- WHAT THE TASK REQUIRES: Only the number is wanted: how many lines contain the string "content"?

Collection entries
● ● ● ● ●

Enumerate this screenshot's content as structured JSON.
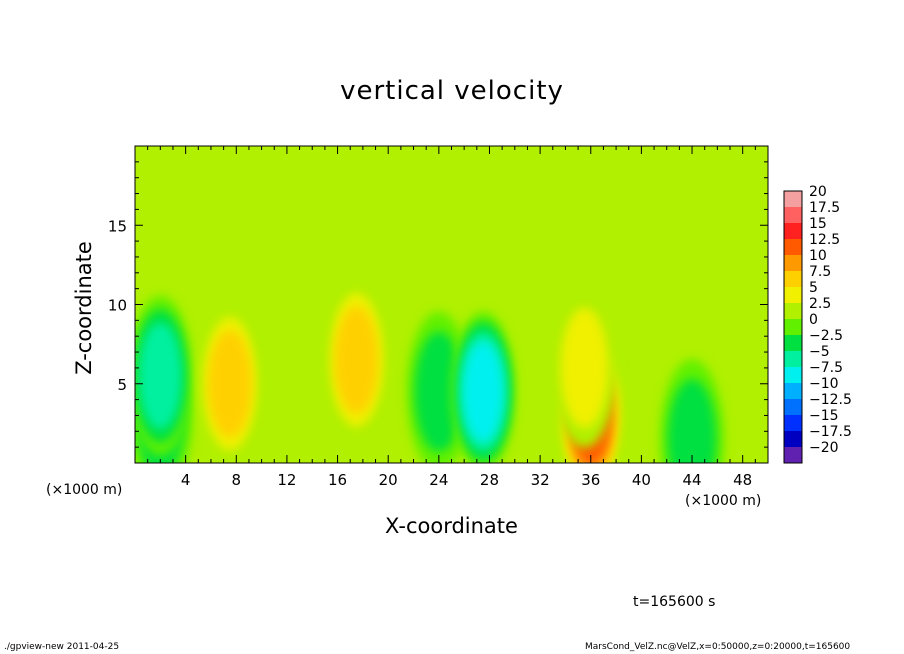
{
  "chart_data": {
    "type": "heatmap",
    "title": "vertical velocity",
    "xlabel": "X-coordinate",
    "ylabel": "Z-coordinate",
    "x_unit_label": "(×1000 m)",
    "xlim": [
      0,
      50
    ],
    "ylim": [
      0,
      20
    ],
    "xticks": [
      4,
      8,
      12,
      16,
      20,
      24,
      28,
      32,
      36,
      40,
      44,
      48
    ],
    "yticks": [
      5,
      10,
      15
    ],
    "colorbar": {
      "levels": [
        20,
        17.5,
        15,
        12.5,
        10,
        7.5,
        5,
        2.5,
        0,
        -2.5,
        -5,
        -7.5,
        -10,
        -12.5,
        -15,
        -17.5,
        -20
      ],
      "level_labels": [
        "20",
        "17.5",
        "15",
        "12.5",
        "10",
        "7.5",
        "5",
        "2.5",
        "0",
        "−2.5",
        "−5",
        "−7.5",
        "−10",
        "−12.5",
        "−15",
        "−17.5",
        "−20"
      ],
      "colors": [
        "#f4a0a0",
        "#ff6060",
        "#ff2020",
        "#ff5a00",
        "#ff9900",
        "#ffd000",
        "#f0f000",
        "#b0f000",
        "#60f000",
        "#00e040",
        "#00f0a0",
        "#00f0f0",
        "#00b0ff",
        "#0070ff",
        "#0030ff",
        "#0000c0",
        "#6020b0"
      ]
    },
    "features": [
      {
        "x": 2.0,
        "z": 3.0,
        "value": -5
      },
      {
        "x": 2.0,
        "z": 5.5,
        "value": -6
      },
      {
        "x": 7.5,
        "z": 5.0,
        "value": 6
      },
      {
        "x": 17.5,
        "z": 6.5,
        "value": 6
      },
      {
        "x": 24.0,
        "z": 4.5,
        "value": -4
      },
      {
        "x": 27.5,
        "z": 4.5,
        "value": -8
      },
      {
        "x": 36.0,
        "z": 3.0,
        "value": 11
      },
      {
        "x": 35.5,
        "z": 6.0,
        "value": 4
      },
      {
        "x": 44.5,
        "z": 6.0,
        "value": 2
      },
      {
        "x": 44.0,
        "z": 1.5,
        "value": -3
      }
    ]
  },
  "time_label": "t=165600 s",
  "footer": {
    "left": "./gpview-new  2011-04-25",
    "right": "MarsCond_VelZ.nc@VelZ,x=0:50000,z=0:20000,t=165600"
  }
}
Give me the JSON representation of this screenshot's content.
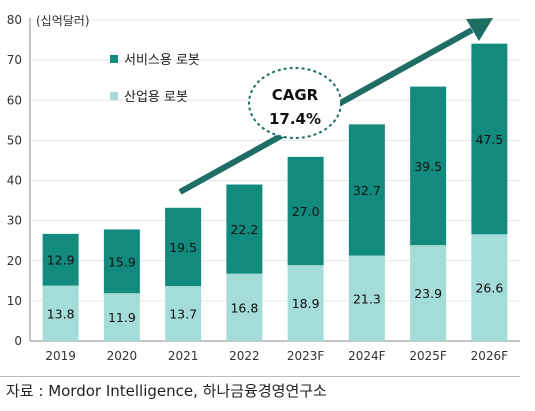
{
  "chart_data": {
    "type": "bar",
    "stacked": true,
    "unit_label": "(십억달러)",
    "categories": [
      "2019",
      "2020",
      "2021",
      "2022",
      "2023F",
      "2024F",
      "2025F",
      "2026F"
    ],
    "series": [
      {
        "name": "산업용 로봇",
        "color": "#a3dcd9",
        "values": [
          13.8,
          11.9,
          13.7,
          16.8,
          18.9,
          21.3,
          23.9,
          26.6
        ]
      },
      {
        "name": "서비스용 로봇",
        "color": "#138a7e",
        "values": [
          12.9,
          15.9,
          19.5,
          22.2,
          27.0,
          32.7,
          39.5,
          47.5
        ]
      }
    ],
    "value_labels": [
      [
        "13.8",
        "11.9",
        "13.7",
        "16.8",
        "18.9",
        "21.3",
        "23.9",
        "26.6"
      ],
      [
        "12.9",
        "15.9",
        "19.5",
        "22.2",
        "27.0",
        "32.7",
        "39.5",
        "47.5"
      ]
    ],
    "ylim": [
      0,
      80
    ],
    "yticks": [
      0,
      10,
      20,
      30,
      40,
      50,
      60,
      70,
      80
    ],
    "legend_placement": "top-left",
    "annotation": {
      "line1": "CAGR",
      "line2": "17.4%"
    },
    "arrow_color": "#1e6e66"
  },
  "source_text": "자료 : Mordor Intelligence, 하나금융경영연구소"
}
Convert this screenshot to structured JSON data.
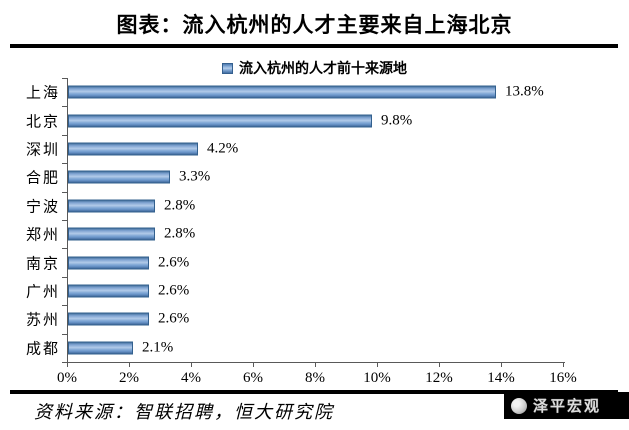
{
  "header": {
    "title": "图表：流入杭州的人才主要来自上海北京"
  },
  "legend": {
    "label": "流入杭州的人才前十来源地",
    "marker_color": "#6f9bd1"
  },
  "chart_data": {
    "type": "bar",
    "orientation": "horizontal",
    "title": "流入杭州的人才前十来源地",
    "categories": [
      "上海",
      "北京",
      "深圳",
      "合肥",
      "宁波",
      "郑州",
      "南京",
      "广州",
      "苏州",
      "成都"
    ],
    "values": [
      13.8,
      9.8,
      4.2,
      3.3,
      2.8,
      2.8,
      2.6,
      2.6,
      2.6,
      2.1
    ],
    "value_labels": [
      "13.8%",
      "9.8%",
      "4.2%",
      "3.3%",
      "2.8%",
      "2.8%",
      "2.6%",
      "2.6%",
      "2.6%",
      "2.1%"
    ],
    "xlabel": "",
    "ylabel": "",
    "xlim": [
      0,
      16
    ],
    "x_tick_labels": [
      "0%",
      "2%",
      "4%",
      "6%",
      "8%",
      "10%",
      "12%",
      "14%",
      "16%"
    ],
    "grid": false,
    "legend_position": "top",
    "bar_color": "#6f9bd1"
  },
  "footer": {
    "source": "资料来源：智联招聘，恒大研究院",
    "watermark": "泽平宏观"
  }
}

● ● ● ● ●

- SOLUTION BELOW: 2